Short task: Repeat the listing in full, preserving every character.

Material for this task:
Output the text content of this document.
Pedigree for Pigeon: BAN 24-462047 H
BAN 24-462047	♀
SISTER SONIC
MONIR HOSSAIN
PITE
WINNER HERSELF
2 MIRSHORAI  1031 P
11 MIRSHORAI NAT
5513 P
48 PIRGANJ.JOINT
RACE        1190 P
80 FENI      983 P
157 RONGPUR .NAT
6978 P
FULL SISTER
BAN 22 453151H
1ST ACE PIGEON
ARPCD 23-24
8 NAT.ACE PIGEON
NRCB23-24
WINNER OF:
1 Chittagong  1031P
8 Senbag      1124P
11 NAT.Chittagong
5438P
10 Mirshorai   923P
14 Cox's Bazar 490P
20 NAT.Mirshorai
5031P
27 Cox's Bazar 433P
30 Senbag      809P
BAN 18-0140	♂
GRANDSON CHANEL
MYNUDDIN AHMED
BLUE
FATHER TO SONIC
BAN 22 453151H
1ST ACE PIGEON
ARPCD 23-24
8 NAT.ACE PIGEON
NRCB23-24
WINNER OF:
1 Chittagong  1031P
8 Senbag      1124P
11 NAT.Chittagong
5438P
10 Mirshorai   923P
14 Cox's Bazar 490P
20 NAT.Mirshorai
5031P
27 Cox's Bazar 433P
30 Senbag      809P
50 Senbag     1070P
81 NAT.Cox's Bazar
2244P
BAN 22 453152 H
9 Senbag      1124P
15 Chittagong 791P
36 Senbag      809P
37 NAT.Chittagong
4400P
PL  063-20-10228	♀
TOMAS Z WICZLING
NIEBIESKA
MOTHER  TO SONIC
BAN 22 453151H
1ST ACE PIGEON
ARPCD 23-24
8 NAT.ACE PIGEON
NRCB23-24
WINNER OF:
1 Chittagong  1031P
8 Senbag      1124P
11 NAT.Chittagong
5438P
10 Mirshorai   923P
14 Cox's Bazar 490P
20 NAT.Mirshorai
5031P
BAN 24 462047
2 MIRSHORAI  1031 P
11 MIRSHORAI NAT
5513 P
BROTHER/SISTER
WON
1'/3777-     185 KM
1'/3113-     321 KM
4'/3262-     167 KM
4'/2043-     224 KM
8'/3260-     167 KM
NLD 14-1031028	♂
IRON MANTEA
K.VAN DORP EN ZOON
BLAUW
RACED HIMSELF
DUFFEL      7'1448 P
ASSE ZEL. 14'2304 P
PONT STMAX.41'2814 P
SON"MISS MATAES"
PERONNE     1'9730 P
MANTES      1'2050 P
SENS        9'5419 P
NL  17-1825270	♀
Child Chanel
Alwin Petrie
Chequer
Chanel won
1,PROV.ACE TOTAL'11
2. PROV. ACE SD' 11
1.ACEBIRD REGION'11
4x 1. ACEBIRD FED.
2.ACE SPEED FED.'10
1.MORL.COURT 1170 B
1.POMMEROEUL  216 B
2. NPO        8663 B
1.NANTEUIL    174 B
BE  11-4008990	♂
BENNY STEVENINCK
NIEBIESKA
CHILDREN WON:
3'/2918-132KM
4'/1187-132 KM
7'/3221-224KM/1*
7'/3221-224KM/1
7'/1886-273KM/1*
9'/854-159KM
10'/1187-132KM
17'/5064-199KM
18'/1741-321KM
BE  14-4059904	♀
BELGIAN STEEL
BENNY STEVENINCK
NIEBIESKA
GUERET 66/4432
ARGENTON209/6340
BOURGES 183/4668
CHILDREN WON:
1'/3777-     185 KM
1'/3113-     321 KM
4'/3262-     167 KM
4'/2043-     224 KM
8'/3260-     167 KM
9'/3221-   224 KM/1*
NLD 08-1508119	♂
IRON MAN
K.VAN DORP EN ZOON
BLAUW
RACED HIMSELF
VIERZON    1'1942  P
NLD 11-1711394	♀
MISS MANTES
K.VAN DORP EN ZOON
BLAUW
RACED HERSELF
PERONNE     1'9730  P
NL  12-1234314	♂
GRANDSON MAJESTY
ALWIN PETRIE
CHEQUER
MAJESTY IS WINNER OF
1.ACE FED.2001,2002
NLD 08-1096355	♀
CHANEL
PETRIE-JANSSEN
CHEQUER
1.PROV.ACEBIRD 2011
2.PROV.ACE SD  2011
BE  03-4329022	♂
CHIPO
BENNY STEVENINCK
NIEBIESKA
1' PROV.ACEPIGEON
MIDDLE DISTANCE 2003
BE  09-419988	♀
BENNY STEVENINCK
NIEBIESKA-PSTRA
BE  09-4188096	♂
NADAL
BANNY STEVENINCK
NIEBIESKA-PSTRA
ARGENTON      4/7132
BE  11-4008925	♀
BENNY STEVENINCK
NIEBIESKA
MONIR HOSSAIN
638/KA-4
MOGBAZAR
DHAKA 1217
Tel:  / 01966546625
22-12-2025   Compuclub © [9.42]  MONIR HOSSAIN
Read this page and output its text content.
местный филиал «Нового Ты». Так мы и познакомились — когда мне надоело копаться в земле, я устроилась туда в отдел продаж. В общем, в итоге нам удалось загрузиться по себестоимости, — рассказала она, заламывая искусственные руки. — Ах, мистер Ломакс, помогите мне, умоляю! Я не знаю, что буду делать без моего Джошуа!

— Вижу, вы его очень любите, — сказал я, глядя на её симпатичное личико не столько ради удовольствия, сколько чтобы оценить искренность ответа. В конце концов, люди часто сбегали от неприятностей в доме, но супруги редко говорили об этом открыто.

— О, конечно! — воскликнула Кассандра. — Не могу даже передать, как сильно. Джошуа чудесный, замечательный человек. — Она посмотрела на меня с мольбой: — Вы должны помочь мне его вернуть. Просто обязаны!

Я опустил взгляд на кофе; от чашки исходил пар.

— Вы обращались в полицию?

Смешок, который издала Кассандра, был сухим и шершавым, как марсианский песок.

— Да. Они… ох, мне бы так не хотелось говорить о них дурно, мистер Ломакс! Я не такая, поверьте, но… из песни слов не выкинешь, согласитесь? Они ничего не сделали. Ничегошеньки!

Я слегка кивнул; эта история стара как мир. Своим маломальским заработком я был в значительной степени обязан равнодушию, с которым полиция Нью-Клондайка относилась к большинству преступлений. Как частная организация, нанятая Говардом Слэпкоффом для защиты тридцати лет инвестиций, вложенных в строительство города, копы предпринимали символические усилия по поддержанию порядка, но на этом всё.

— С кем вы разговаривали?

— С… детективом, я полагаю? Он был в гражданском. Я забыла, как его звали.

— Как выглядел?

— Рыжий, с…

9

Output below:
Output the text content of this document.
Pedigree for Pigeon: BAN 24-462047 H
BAN 24-462047	♀
SISTER SONIC
MONIR HOSSAIN
PITE
WINNER HERSELF
2 MIRSHORAI  1031 P
11 MIRSHORAI NAT
5513 P
48 PIRGANJ.JOINT
RACE        1190 P
80 FENI      983 P
157 RONGPUR .NAT
6978 P
FULL SISTER
BAN 22 453151H
1ST ACE PIGEON
ARPCD 23-24
8 NAT.ACE PIGEON
NRCB23-24
WINNER OF:
1 Chittagong  1031P
8 Senbag      1124P
11 NAT.Chittagong
5438P
10 Mirshorai   923P
14 Cox's Bazar 490P
20 NAT.Mirshorai
5031P
27 Cox's Bazar 433P
30 Senbag      809P
BAN 18-0140	♂
GRANDSON CHANEL
MYNUDDIN AHMED
BLUE
FATHER TO SONIC
BAN 22 453151H
1ST ACE PIGEON
ARPCD 23-24
8 NAT.ACE PIGEON
NRCB23-24
WINNER OF:
1 Chittagong  1031P
8 Senbag      1124P
11 NAT.Chittagong
5438P
10 Mirshorai   923P
14 Cox's Bazar 490P
20 NAT.Mirshorai
5031P
27 Cox's Bazar 433P
30 Senbag      809P
50 Senbag     1070P
81 NAT.Cox's Bazar
2244P
BAN 22 453152 H
9 Senbag      1124P
15 Chittagong 791P
36 Senbag      809P
37 NAT.Chittagong
4400P
PL  063-20-10228	♀
TOMAS Z WICZLING
NIEBIESKA
MOTHER  TO SONIC
BAN 22 453151H
1ST ACE PIGEON
ARPCD 23-24
8 NAT.ACE PIGEON
NRCB23-24
WINNER OF:
1 Chittagong  1031P
8 Senbag      1124P
11 NAT.Chittagong
5438P
10 Mirshorai   923P
14 Cox's Bazar 490P
20 NAT.Mirshorai
5031P
BAN 24 462047
2 MIRSHORAI  1031 P
11 MIRSHORAI NAT
5513 P
BROTHER/SISTER
WON
1'/3777-     185 KM
1'/3113-     321 KM
4'/3262-     167 KM
4'/2043-     224 KM
8'/3260-     167 KM
NLD 14-1031028	♂
IRON MANTEA
K.VAN DORP EN ZOON
BLAUW
RACED HIMSELF
DUFFEL      7'1448 P
ASSE ZEL. 14'2304 P
PONT STMAX.41'2814 P
SON"MISS MATAES"
PERONNE     1'9730 P
MANTES      1'2050 P
SENS        9'5419 P
NL  17-1825270	♀
Child Chanel
Alwin Petrie
Chequer
Chanel won
1,PROV.ACE TOTAL'11
2. PROV. ACE SD' 11
1.ACEBIRD REGION'11
4x 1. ACEBIRD FED.
2.ACE SPEED FED.'10
1.MORL.COURT 1170 B
1.POMMEROEUL  216 B
2. NPO        8663 B
1.NANTEUIL    174 B
BE  11-4008990	♂
BENNY STEVENINCK
NIEBIESKA
CHILDREN WON:
3'/2918-132KM
4'/1187-132 KM
7'/3221-224KM/1*
7'/3221-224KM/1
7'/1886-273KM/1*
9'/854-159KM
10'/1187-132KM
17'/5064-199KM
18'/1741-321KM
BE  14-4059904	♀
BELGIAN STEEL
BENNY STEVENINCK
NIEBIESKA
GUERET 66/4432
ARGENTON209/6340
BOURGES 183/4668
CHILDREN WON:
1'/3777-     185 KM
1'/3113-     321 KM
4'/3262-     167 KM
4'/2043-     224 KM
8'/3260-     167 KM
9'/3221-   224 KM/1*
NLD 08-1508119	♂
IRON MAN
K.VAN DORP EN ZOON
BLAUW
RACED HIMSELF
VIERZON    1'1942  P
NLD 11-1711394	♀
MISS MANTES
K.VAN DORP EN ZOON
BLAUW
RACED HERSELF
PERONNE     1'9730  P
NL  12-1234314	♂
GRANDSON MAJESTY
ALWIN PETRIE
CHEQUER
MAJESTY IS WINNER OF
1.ACE FED.2001,2002
NLD 08-1096355	♀
CHANEL
PETRIE-JANSSEN
CHEQUER
1.PROV.ACEBIRD 2011
2.PROV.ACE SD  2011
BE  03-4329022	♂
CHIPO
BENNY STEVENINCK
NIEBIESKA
1' PROV.ACEPIGEON
MIDDLE DISTANCE 2003
BE  09-419988	♀
BENNY STEVENINCK
NIEBIESKA-PSTRA
BE  09-4188096	♂
NADAL
BANNY STEVENINCK
NIEBIESKA-PSTRA
ARGENTON      4/7132
BE  11-4008925	♀
BENNY STEVENINCK
NIEBIESKA
MONIR HOSSAIN
638/KA-4
MOGBAZAR
DHAKA 1217
Tel:  / 01966546625
22-12-2025   Compuclub © [9.42]  MONIR HOSSAIN
Read this page and output its text content.
местный филиал «Нового Ты». Так мы и познакомились — когда мне надоело копаться в земле, я устроилась туда в отдел продаж. В общем, в итоге нам удалось загрузиться по себестоимости, — рассказала она, заламывая искусственные руки. — Ах, мистер Ломакс, помогите мне, умоляю! Я не знаю, что буду делать без моего Джошуа!

— Вижу, вы его очень любите, — сказал я, глядя на её симпатичное личико не столько ради удовольствия, сколько чтобы оценить искренность ответа. В конце концов, люди часто сбегали от неприятностей в доме, но супруги редко говорили об этом открыто.

— О, конечно! — воскликнула Кассандра. — Не могу даже передать, как сильно. Джошуа чудесный, замечательный человек. — Она посмотрела на меня с мольбой: — Вы должны помочь мне его вернуть. Просто обязаны!

Я опустил взгляд на кофе; от чашки исходил пар.

— Вы обращались в полицию?

Смешок, который издала Кассандра, был сухим и шершавым, как марсианский песок.

— Да. Они… ох, мне бы так не хотелось говорить о них дурно, мистер Ломакс! Я не такая, поверьте, но… из песни слов не выкинешь, согласитесь? Они ничего не сделали. Ничегошеньки!

Я слегка кивнул; эта история стара как мир. Своим маломальским заработком я был в значительной степени обязан равнодушию, с которым полиция Нью-Клондайка относилась к большинству преступлений. Как частная организация, нанятая Говардом Слэпкоффом для защиты тридцати лет инвестиций, вложенных в строительство города, копы предпринимали символические усилия по поддержанию порядка, но на этом всё.

— С кем вы разговаривали?

— С… детективом, я полагаю? Он был в гражданском. Я забыла, как его звали.

— Как выглядел?

— Рыжий, с…

9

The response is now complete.